*Estratto del documento:*
▼▼▼

Quando il servizio pubblico mandava in onda vere lezioni per alfabetizzare l’Italia del Boom. L’esame riparatore di Arte, l’autografo di Corrado e una Rai che non c’è più

A mensa andavamo con le gemelle Kessler, e con il Quartetto Cetra. Era la mensa della Rai, alle spalle di via Teulada. Muniti di vassoi di fòrmica e fogliettini di diverso colore, uno per i primi, uno per i secondi, uno per la frutta, anche noi ragazzini di Telescuola, vigilati dalle “signorine” Rai che sovrintendevano al buon andamento del nostro iter scolastico, trascorrevamo la pausa pranzo sui tavoli occupati da tutte le categorie della televisione pubblica: dalla gran folla di tecnici e funzionari ai grandi attori e alle grandi attrici, dai protagonisti degli show nazional-popolari come “Studio uno” ai mezzibusti del tg, a tutti i dipendenti della tv di stato che in regime di assoluto e regale monopolio aveva cominciato a trasmettere i suoi programmi nel 1954, esattamente settant’anni fa. In mensa c’era anche il maestro Alberto Manzi che con il suo leggendario “Non è mai troppo tardi” insegnava i primi rudimenti della nostra lingua agli anziani di un’Italia ancora immersa nelle tenebre dell’analfabetismo e si impiastricciava le dita con il gessetto nero per scrivere sulla lavagna di carta bianca le lettere del nostro alfabeto, con calligrafia inappuntabile. Tra il 1965 e il 1967 c’eravamo noi di Telescuola, tre maschi e tre femmine per ogni classe, dalla prima alla terza media.

▲▲▲

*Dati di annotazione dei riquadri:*
▼▼▼

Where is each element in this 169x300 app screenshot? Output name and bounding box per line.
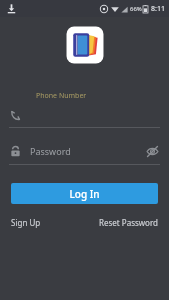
button[interactable]: Sign Up: [9, 214, 43, 231]
staticText: Log In: [69, 187, 100, 201]
button[interactable]: Show password: [141, 140, 163, 162]
button[interactable]: Password: [30, 145, 141, 157]
staticText: 8:11: [151, 4, 165, 14]
staticText: 66%: [130, 5, 142, 13]
button[interactable]: [0, 105, 169, 125]
button[interactable]: Log In: [11, 183, 158, 204]
button[interactable]: Reset Password: [97, 214, 160, 231]
staticText: Phone Number: [36, 91, 87, 101]
staticText: Sign Up: [11, 217, 41, 228]
staticText: Password: [30, 145, 71, 157]
staticText: Reset Password: [99, 217, 158, 228]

▲▲▲

*Consegna:*
Per ciascuna affermazione, indica se concorda con l'estratto su Telescuola (sì o no) e cita tra virgolette le parole del testo che lo stabiliscono: (a) la televisione pubblica aveva cominciato a trasmettere i suoi programmi nel 1954; (b) Alberto Manzi scriveva con un gessetto bianco su una lavagna nera; (c) a Telescuola c'erano quattro maschi e due femmine per ogni classe.

*Risposta corretta:*
(a) Sì: "aveva cominciato a trasmettere i suoi programmi nel 1954".
(b) No: "si impiastricciava le dita con il gessetto nero per scrivere sulla lavagna di carta bianca".
(c) No: "tre maschi e tre femmine per ogni classe".